INSTRUCTIONS TO FOLLOW: Return the count of lines that hold the string "this", with no other words.

** START **

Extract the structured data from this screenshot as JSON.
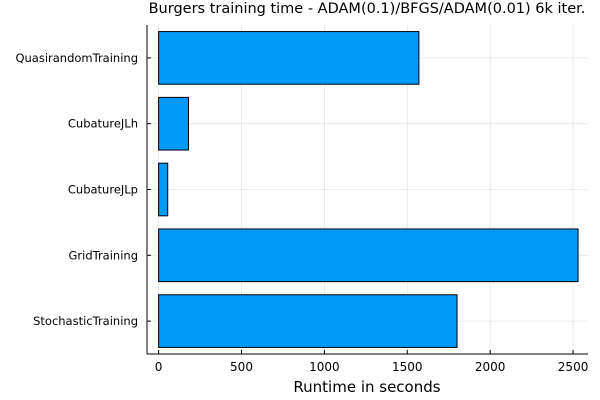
{
  "chart_data": {
    "type": "bar",
    "orientation": "horizontal",
    "title": "Burgers training time - ADAM(0.1)/BFGS/ADAM(0.01) 6k iter.",
    "xlabel": "Runtime in seconds",
    "ylabel": "",
    "categories": [
      "StochasticTraining",
      "GridTraining",
      "CubatureJLp",
      "CubatureJLh",
      "QuasirandomTraining"
    ],
    "values": [
      1800,
      2530,
      55,
      180,
      1570
    ],
    "xlim": [
      -70,
      2590
    ],
    "xticks": [
      0,
      500,
      1000,
      1500,
      2000,
      2500
    ],
    "grid": true,
    "legend": "none",
    "bar_color": "#009af9",
    "bar_edge_color": "#000000"
  }
}
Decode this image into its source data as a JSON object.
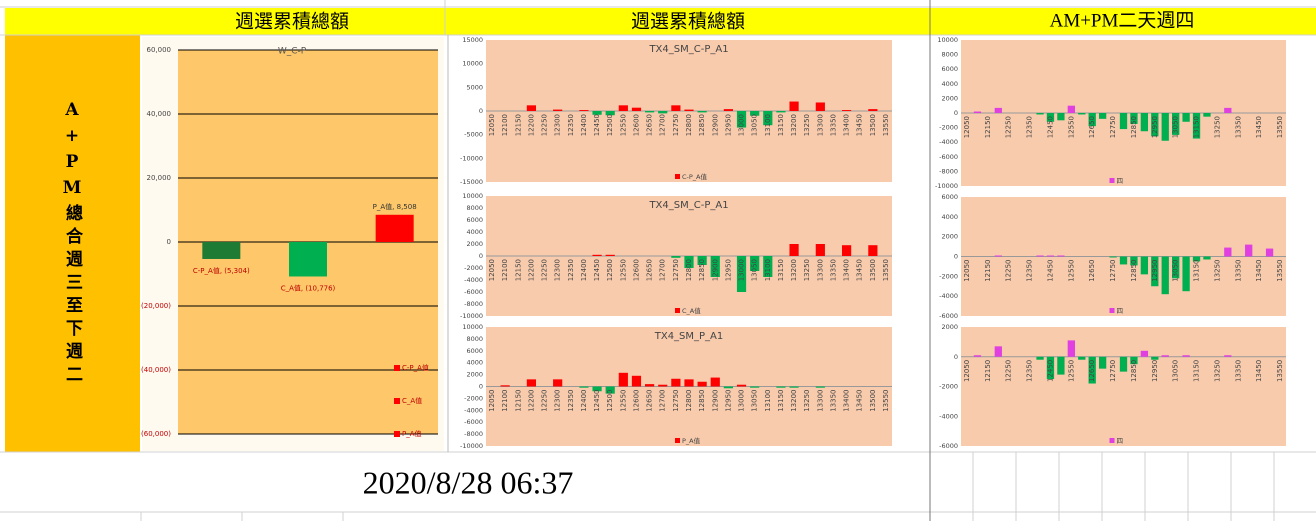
{
  "headers": [
    "週選累積總額",
    "週選累積總額",
    "AM+PM二天週四"
  ],
  "side_label": "A+PM總合週三至下週二",
  "timestamp": "2020/8/28 06:37",
  "chart_data": [
    {
      "type": "bar",
      "title": "W_C-P",
      "ylim": [
        -60000,
        60000
      ],
      "yticks": [
        {
          "value": 60000,
          "label": "60,000"
        },
        {
          "value": 40000,
          "label": "40,000"
        },
        {
          "value": 20000,
          "label": "20,000"
        },
        0,
        {
          "value": -20000,
          "label": "(20,000)"
        },
        {
          "value": -40000,
          "label": "(40,000)"
        },
        {
          "value": -60000,
          "label": "(60,000)"
        }
      ],
      "grid": true,
      "negative_tick_color": "#c00000",
      "legend": "right",
      "legend_marker_color": "#ff0000",
      "series": [
        {
          "name": "C-P_A值",
          "color": "#1e7b34",
          "values": [
            -5304
          ],
          "value_labels": [
            "C-P_A值, (5,304)"
          ]
        },
        {
          "name": "C_A值",
          "color": "#00b050",
          "values": [
            -10776
          ],
          "value_labels": [
            "C_A值, (10,776)"
          ]
        },
        {
          "name": "P_A值",
          "color": "#ff0000",
          "values": [
            8508
          ],
          "value_labels": [
            "P_A值, 8,508"
          ]
        }
      ]
    },
    {
      "type": "bar",
      "title": "TX4_SM_C-P_A1",
      "positive_color": "#ff0000",
      "negative_color": "#00b050",
      "legend": "bottom",
      "categories": [
        "12050",
        "12100",
        "12150",
        "12200",
        "12250",
        "12300",
        "12350",
        "12400",
        "12450",
        "12500",
        "12550",
        "12600",
        "12650",
        "12700",
        "12750",
        "12800",
        "12850",
        "12900",
        "12950",
        "13000",
        "13050",
        "13100",
        "13150",
        "13200",
        "13250",
        "13300",
        "13350",
        "13400",
        "13450",
        "13500",
        "13550"
      ],
      "ylim": [
        -15000,
        15000
      ],
      "yticks": [
        15000,
        10000,
        5000,
        0,
        -5000,
        -10000,
        -15000
      ],
      "series": [
        {
          "name": "C-P_A值",
          "color": "#ff0000",
          "values": [
            0,
            0,
            0,
            1200,
            0,
            300,
            0,
            200,
            -800,
            -900,
            1200,
            700,
            -300,
            -500,
            1200,
            300,
            -300,
            0,
            400,
            -3500,
            -1000,
            -3000,
            -300,
            2000,
            0,
            1800,
            0,
            200,
            0,
            400,
            0
          ]
        }
      ]
    },
    {
      "type": "bar",
      "title": "TX4_SM_C-P_A1",
      "positive_color": "#ff0000",
      "negative_color": "#00b050",
      "legend": "bottom",
      "categories": [
        "12050",
        "12100",
        "12150",
        "12200",
        "12250",
        "12300",
        "12350",
        "12400",
        "12450",
        "12500",
        "12550",
        "12600",
        "12650",
        "12700",
        "12750",
        "12800",
        "12850",
        "12900",
        "12950",
        "13000",
        "13050",
        "13100",
        "13150",
        "13200",
        "13250",
        "13300",
        "13350",
        "13400",
        "13450",
        "13500",
        "13550"
      ],
      "ylim": [
        -10000,
        10000
      ],
      "yticks": [
        10000,
        8000,
        6000,
        4000,
        2000,
        0,
        -2000,
        -4000,
        -6000,
        -8000,
        -10000
      ],
      "series": [
        {
          "name": "C_A值",
          "color": "#ff0000",
          "values": [
            0,
            0,
            0,
            0,
            0,
            0,
            0,
            0,
            200,
            200,
            0,
            0,
            0,
            0,
            -300,
            -2000,
            -1500,
            -3500,
            0,
            -6000,
            -2500,
            -3500,
            0,
            2000,
            0,
            2000,
            0,
            1800,
            0,
            1800,
            0
          ]
        }
      ]
    },
    {
      "type": "bar",
      "title": "TX4_SM_P_A1",
      "positive_color": "#ff0000",
      "negative_color": "#00b050",
      "legend": "bottom",
      "categories": [
        "12050",
        "12100",
        "12150",
        "12200",
        "12250",
        "12300",
        "12350",
        "12400",
        "12450",
        "12500",
        "12550",
        "12600",
        "12650",
        "12700",
        "12750",
        "12800",
        "12850",
        "12900",
        "12950",
        "13000",
        "13050",
        "13100",
        "13150",
        "13200",
        "13250",
        "13300",
        "13350",
        "13400",
        "13450",
        "13500",
        "13550"
      ],
      "ylim": [
        -10000,
        10000
      ],
      "yticks": [
        10000,
        8000,
        6000,
        4000,
        2000,
        0,
        -2000,
        -4000,
        -6000,
        -8000,
        -10000
      ],
      "series": [
        {
          "name": "P_A值",
          "color": "#ff0000",
          "values": [
            0,
            200,
            0,
            1200,
            0,
            1200,
            0,
            -200,
            -800,
            -1200,
            2300,
            1800,
            400,
            300,
            1300,
            1200,
            800,
            1500,
            -300,
            300,
            -200,
            0,
            -200,
            -200,
            0,
            -200,
            0,
            0,
            0,
            0,
            0
          ]
        }
      ]
    },
    {
      "type": "bar",
      "positive_color": "#e040e0",
      "negative_color": "#00b050",
      "legend": "bottom",
      "categories": [
        "12050",
        null,
        "12150",
        null,
        "12250",
        null,
        "12350",
        null,
        "12450",
        null,
        "12550",
        null,
        "12650",
        null,
        "12750",
        null,
        "12850",
        null,
        "12950",
        null,
        "13050",
        null,
        "13150",
        null,
        "13250",
        null,
        "13350",
        null,
        "13450",
        null,
        "13550"
      ],
      "ylim": [
        -10000,
        10000
      ],
      "yticks": [
        10000,
        8000,
        6000,
        4000,
        2000,
        0,
        -2000,
        -4000,
        -6000,
        -8000,
        -10000
      ],
      "series": [
        {
          "name": "四",
          "color": "#e040e0",
          "values": [
            0,
            200,
            0,
            700,
            0,
            0,
            0,
            -200,
            -1200,
            -1000,
            1000,
            -200,
            -1800,
            -800,
            0,
            -2200,
            -1500,
            -2500,
            -3200,
            -3800,
            -3000,
            -1200,
            -3500,
            -500,
            0,
            700,
            0,
            0,
            0,
            0,
            0
          ]
        }
      ]
    },
    {
      "type": "bar",
      "positive_color": "#e040e0",
      "negative_color": "#00b050",
      "legend": "bottom",
      "categories": [
        "12050",
        null,
        "12150",
        null,
        "12250",
        null,
        "12350",
        null,
        "12450",
        null,
        "12550",
        null,
        "12650",
        null,
        "12750",
        null,
        "12850",
        null,
        "12950",
        null,
        "13050",
        null,
        "13150",
        null,
        "13250",
        null,
        "13350",
        null,
        "13450",
        null,
        "13550"
      ],
      "ylim": [
        -6000,
        6000
      ],
      "yticks": [
        6000,
        4000,
        2000,
        0,
        -2000,
        -4000,
        -6000
      ],
      "series": [
        {
          "name": "四",
          "color": "#e040e0",
          "values": [
            0,
            0,
            0,
            100,
            0,
            0,
            0,
            100,
            100,
            100,
            0,
            0,
            0,
            0,
            -100,
            -800,
            -900,
            -1800,
            -3000,
            -3800,
            -2200,
            -3500,
            -500,
            -300,
            0,
            900,
            0,
            1200,
            0,
            800,
            0
          ]
        }
      ]
    },
    {
      "type": "bar",
      "positive_color": "#e040e0",
      "negative_color": "#00b050",
      "legend": "bottom",
      "categories": [
        "12050",
        null,
        "12150",
        null,
        "12250",
        null,
        "12350",
        null,
        "12450",
        null,
        "12550",
        null,
        "12650",
        null,
        "12750",
        null,
        "12850",
        null,
        "12950",
        null,
        "13050",
        null,
        "13150",
        null,
        "13250",
        null,
        "13350",
        null,
        "13450",
        null,
        "13550"
      ],
      "ylim": [
        -6000,
        2000
      ],
      "yticks": [
        2000,
        0,
        -2000,
        -4000,
        -6000
      ],
      "series": [
        {
          "name": "四",
          "color": "#e040e0",
          "values": [
            0,
            100,
            0,
            700,
            0,
            0,
            0,
            -200,
            -1500,
            -1200,
            1100,
            -200,
            -1800,
            -800,
            0,
            -1000,
            -500,
            400,
            -200,
            100,
            0,
            100,
            0,
            0,
            0,
            100,
            0,
            0,
            0,
            0,
            0
          ]
        }
      ]
    }
  ]
}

** END **

EXERCISE RESULT: 2